§ WHAT YOU HAVE TO DO: Can you duplicate the rows below line for line, leaving the pictures out of your copy?

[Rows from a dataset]
■ ■ ■ ■
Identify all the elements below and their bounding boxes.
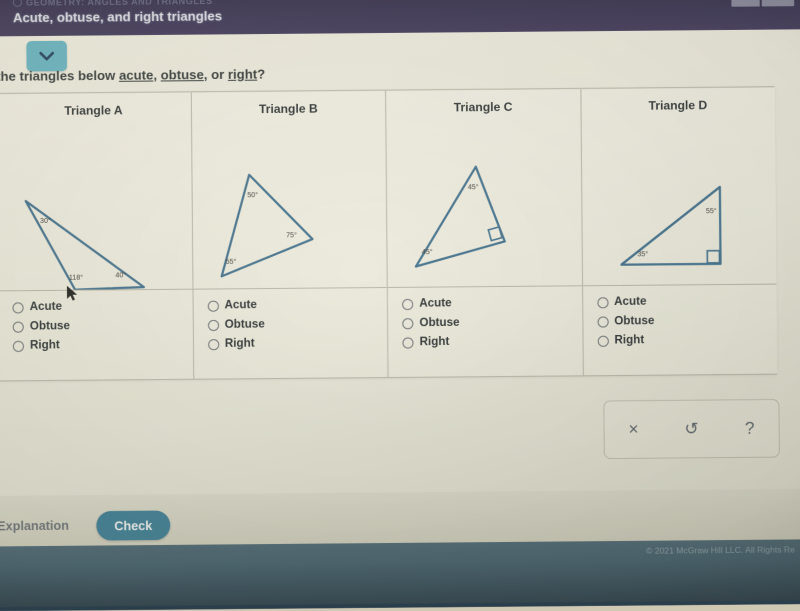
triangle-c-title: Triangle C <box>453 99 513 115</box>
copyright-text: © 2021 McGraw Hill LLC. All Rights Re <box>645 544 795 556</box>
triangle-c-right-angle-marker <box>487 225 504 242</box>
expand-toggle-button[interactable] <box>26 40 68 72</box>
option-d-acute[interactable]: Acute <box>596 295 777 309</box>
header-control[interactable] <box>731 0 795 7</box>
radio-a-obtuse[interactable] <box>12 320 24 333</box>
triangle-b-angle-1: 50° <box>247 191 258 199</box>
triangle-a-angle-2: 118° <box>69 273 83 281</box>
radio-c-acute[interactable] <box>402 298 414 310</box>
radio-a-right[interactable] <box>12 340 24 352</box>
radio-b-right[interactable] <box>207 338 219 350</box>
option-b-acute[interactable]: Acute <box>207 298 387 312</box>
option-d-right-label: Right <box>614 334 645 347</box>
option-a-obtuse[interactable]: Obtuse <box>12 319 193 333</box>
triangle-a-title: Triangle A <box>64 103 123 118</box>
radio-d-obtuse[interactable] <box>596 315 609 328</box>
check-button[interactable]: Check <box>96 510 171 541</box>
triangle-c-angle-1: 45° <box>468 183 479 191</box>
triangle-panel-c: Triangle C 45° 45° Acute Obtuse Right <box>386 88 584 378</box>
close-icon: × <box>628 419 639 439</box>
utility-toolbar: × ↺ ? <box>603 398 780 460</box>
option-a-right[interactable]: Right <box>12 338 193 352</box>
topic-circle-icon <box>12 0 22 7</box>
triangle-d-options: Acute Obtuse Right <box>582 283 778 376</box>
question-option-right: right <box>227 66 258 82</box>
triangle-b-angle-2: 55° <box>225 258 236 266</box>
option-c-obtuse-label: Obtuse <box>419 316 460 330</box>
question-prefix: e the triangles below <box>0 67 116 84</box>
triangle-d-right-angle-marker <box>705 249 720 264</box>
breadcrumb-eyebrow: GEOMETRY: ANGLES AND TRIANGLES <box>12 0 213 8</box>
option-b-obtuse[interactable]: Obtuse <box>207 317 387 331</box>
triangle-c-figure: 45° 45° <box>386 123 581 287</box>
triangle-a-options: Acute Obtuse Right <box>0 288 193 381</box>
question-mark-icon: ? <box>744 418 755 438</box>
option-d-right[interactable]: Right <box>597 333 777 347</box>
triangle-b-options: Acute Obtuse Right <box>192 286 388 379</box>
explanation-link[interactable]: Explanation <box>0 518 69 533</box>
chevron-down-icon <box>39 51 55 61</box>
triangle-c-angle-2: 45° <box>422 248 433 256</box>
radio-a-acute[interactable] <box>12 301 24 313</box>
option-b-acute-label: Acute <box>224 299 257 312</box>
triangle-a-angle-3: 40° <box>115 271 126 279</box>
triangle-panel-a: Triangle A 30° 118° 40° Acute Obtuse Rig… <box>0 92 194 381</box>
triangle-c-options: Acute Obtuse Right <box>387 285 583 378</box>
option-b-right[interactable]: Right <box>207 337 388 351</box>
question-option-acute: acute <box>118 67 154 83</box>
radio-b-acute[interactable] <box>207 300 219 312</box>
option-c-right-label: Right <box>419 336 450 349</box>
undo-icon: ↺ <box>684 418 699 439</box>
option-a-acute[interactable]: Acute <box>12 300 192 314</box>
option-c-right[interactable]: Right <box>402 335 582 349</box>
question-option-obtuse: obtuse <box>160 66 204 83</box>
triangle-b-figure: 50° 55° 75° <box>192 125 387 289</box>
option-c-acute[interactable]: Acute <box>402 296 582 310</box>
help-button[interactable]: ? <box>720 418 778 439</box>
option-c-obtuse[interactable]: Obtuse <box>402 316 582 330</box>
triangle-b-angle-3: 75° <box>286 231 297 239</box>
triangle-panel-b: Triangle B 50° 55° 75° Acute Obtuse Righ… <box>191 90 389 379</box>
option-a-acute-label: Acute <box>29 300 63 314</box>
triangle-panel-d: Triangle D 55° 35° Acute Obtuse Right <box>581 87 778 376</box>
option-d-obtuse[interactable]: Obtuse <box>596 314 777 328</box>
option-d-obtuse-label: Obtuse <box>614 314 655 328</box>
option-a-right-label: Right <box>29 339 60 352</box>
clear-button[interactable]: × <box>604 419 662 440</box>
triangle-d-title: Triangle D <box>648 97 708 113</box>
radio-b-obtuse[interactable] <box>207 319 219 331</box>
triangle-d-figure: 55° 35° <box>581 122 776 286</box>
triangle-d-angle-2: 35° <box>637 250 648 258</box>
option-d-acute-label: Acute <box>614 295 647 309</box>
page-title: Acute, obtuse, and right triangles <box>12 8 223 26</box>
triangle-b-title: Triangle B <box>258 101 318 117</box>
breadcrumb-text: GEOMETRY: ANGLES AND TRIANGLES <box>25 0 213 8</box>
triangles-table: Triangle A 30° 118° 40° Acute Obtuse Rig… <box>0 86 778 382</box>
radio-d-right[interactable] <box>597 335 609 347</box>
radio-c-right[interactable] <box>402 336 414 349</box>
option-b-obtuse-label: Obtuse <box>224 318 265 331</box>
option-a-obtuse-label: Obtuse <box>29 320 70 333</box>
undo-button[interactable]: ↺ <box>662 419 720 440</box>
option-c-acute-label: Acute <box>419 297 452 310</box>
mouse-cursor <box>66 285 79 308</box>
triangle-a-angle-1: 30° <box>40 217 51 225</box>
radio-d-acute[interactable] <box>596 296 609 308</box>
radio-c-obtuse[interactable] <box>402 317 414 329</box>
option-b-right-label: Right <box>224 337 255 351</box>
triangle-d-angle-1: 55° <box>705 207 716 215</box>
triangle-a-figure: 30° 118° 40° <box>0 127 192 291</box>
■ ■ ■ ■
§ RESULT FOR THIS EXERCISE:
Identify all the elements below and their bounding boxes.
triangle-c-title: Triangle C <box>453 99 513 115</box>
copyright-text: © 2021 McGraw Hill LLC. All Rights Re <box>645 544 795 556</box>
triangle-c-right-angle-marker <box>487 225 504 242</box>
expand-toggle-button[interactable] <box>26 40 68 72</box>
option-d-acute[interactable]: Acute <box>596 295 777 309</box>
header-control[interactable] <box>731 0 795 7</box>
radio-a-obtuse[interactable] <box>12 320 24 333</box>
triangle-b-angle-1: 50° <box>247 191 258 199</box>
triangle-a-angle-2: 118° <box>69 273 83 281</box>
radio-c-acute[interactable] <box>402 298 414 310</box>
radio-a-right[interactable] <box>12 340 24 352</box>
radio-b-right[interactable] <box>207 338 219 350</box>
option-b-acute[interactable]: Acute <box>207 298 387 312</box>
option-d-right-label: Right <box>614 334 645 347</box>
option-a-obtuse[interactable]: Obtuse <box>12 319 193 333</box>
triangle-a-title: Triangle A <box>64 103 123 118</box>
radio-d-obtuse[interactable] <box>596 315 609 328</box>
check-button[interactable]: Check <box>96 510 171 541</box>
triangle-c-angle-1: 45° <box>468 183 479 191</box>
triangle-panel-c: Triangle C 45° 45° Acute Obtuse Right <box>386 88 584 378</box>
close-icon: × <box>628 419 639 439</box>
utility-toolbar: × ↺ ? <box>603 398 780 460</box>
option-a-right[interactable]: Right <box>12 338 193 352</box>
topic-circle-icon <box>12 0 22 7</box>
triangle-d-options: Acute Obtuse Right <box>582 283 778 376</box>
question-option-right: right <box>227 66 258 82</box>
triangle-b-angle-2: 55° <box>225 258 236 266</box>
option-c-obtuse-label: Obtuse <box>419 316 460 330</box>
question-prefix: e the triangles below <box>0 67 116 84</box>
triangle-d-right-angle-marker <box>705 249 720 264</box>
breadcrumb-eyebrow: GEOMETRY: ANGLES AND TRIANGLES <box>12 0 213 8</box>
option-b-obtuse[interactable]: Obtuse <box>207 317 387 331</box>
triangle-c-figure: 45° 45° <box>386 123 581 287</box>
triangle-a-options: Acute Obtuse Right <box>0 288 193 381</box>
question-mark-icon: ? <box>744 418 755 438</box>
option-d-right[interactable]: Right <box>597 333 777 347</box>
triangle-b-options: Acute Obtuse Right <box>192 286 388 379</box>
explanation-link[interactable]: Explanation <box>0 518 69 533</box>
chevron-down-icon <box>39 51 55 61</box>
triangle-c-angle-2: 45° <box>422 248 433 256</box>
radio-a-acute[interactable] <box>12 301 24 313</box>
option-b-acute-label: Acute <box>224 299 257 312</box>
triangle-a-angle-3: 40° <box>115 271 126 279</box>
triangle-panel-a: Triangle A 30° 118° 40° Acute Obtuse Rig… <box>0 92 194 381</box>
triangle-c-options: Acute Obtuse Right <box>387 285 583 378</box>
option-b-right[interactable]: Right <box>207 337 388 351</box>
question-option-acute: acute <box>118 67 154 83</box>
radio-b-acute[interactable] <box>207 300 219 312</box>
option-c-right-label: Right <box>419 336 450 349</box>
undo-icon: ↺ <box>684 418 699 439</box>
option-a-acute[interactable]: Acute <box>12 300 192 314</box>
option-c-right[interactable]: Right <box>402 335 582 349</box>
question-option-obtuse: obtuse <box>160 66 204 83</box>
triangle-b-figure: 50° 55° 75° <box>192 125 387 289</box>
option-c-acute[interactable]: Acute <box>402 296 582 310</box>
help-button[interactable]: ? <box>720 418 778 439</box>
option-c-obtuse[interactable]: Obtuse <box>402 316 582 330</box>
triangle-b-angle-3: 75° <box>286 231 297 239</box>
triangle-panel-b: Triangle B 50° 55° 75° Acute Obtuse Righ… <box>191 90 389 379</box>
option-a-acute-label: Acute <box>29 300 63 314</box>
triangle-panel-d: Triangle D 55° 35° Acute Obtuse Right <box>581 87 778 376</box>
option-d-obtuse[interactable]: Obtuse <box>596 314 777 328</box>
option-d-obtuse-label: Obtuse <box>614 314 655 328</box>
option-a-right-label: Right <box>29 339 60 352</box>
clear-button[interactable]: × <box>604 419 662 440</box>
triangle-d-title: Triangle D <box>648 97 708 113</box>
radio-b-obtuse[interactable] <box>207 319 219 331</box>
triangle-d-figure: 55° 35° <box>581 122 776 286</box>
triangle-d-angle-2: 35° <box>637 250 648 258</box>
option-d-acute-label: Acute <box>614 295 647 309</box>
page-title: Acute, obtuse, and right triangles <box>12 8 223 26</box>
triangle-b-title: Triangle B <box>258 101 318 117</box>
breadcrumb-text: GEOMETRY: ANGLES AND TRIANGLES <box>25 0 213 8</box>
triangles-table: Triangle A 30° 118° 40° Acute Obtuse Rig… <box>0 86 778 382</box>
radio-d-right[interactable] <box>597 335 609 347</box>
radio-c-right[interactable] <box>402 336 414 349</box>
option-b-obtuse-label: Obtuse <box>224 318 265 331</box>
option-a-obtuse-label: Obtuse <box>29 320 70 333</box>
undo-button[interactable]: ↺ <box>662 419 720 440</box>
option-c-acute-label: Acute <box>419 297 452 310</box>
mouse-cursor <box>66 285 79 308</box>
triangle-a-angle-1: 30° <box>40 217 51 225</box>
radio-d-acute[interactable] <box>596 296 609 308</box>
radio-c-obtuse[interactable] <box>402 317 414 329</box>
option-b-right-label: Right <box>224 337 255 351</box>
triangle-d-angle-1: 55° <box>705 207 716 215</box>
triangle-a-figure: 30° 118° 40° <box>0 127 192 291</box>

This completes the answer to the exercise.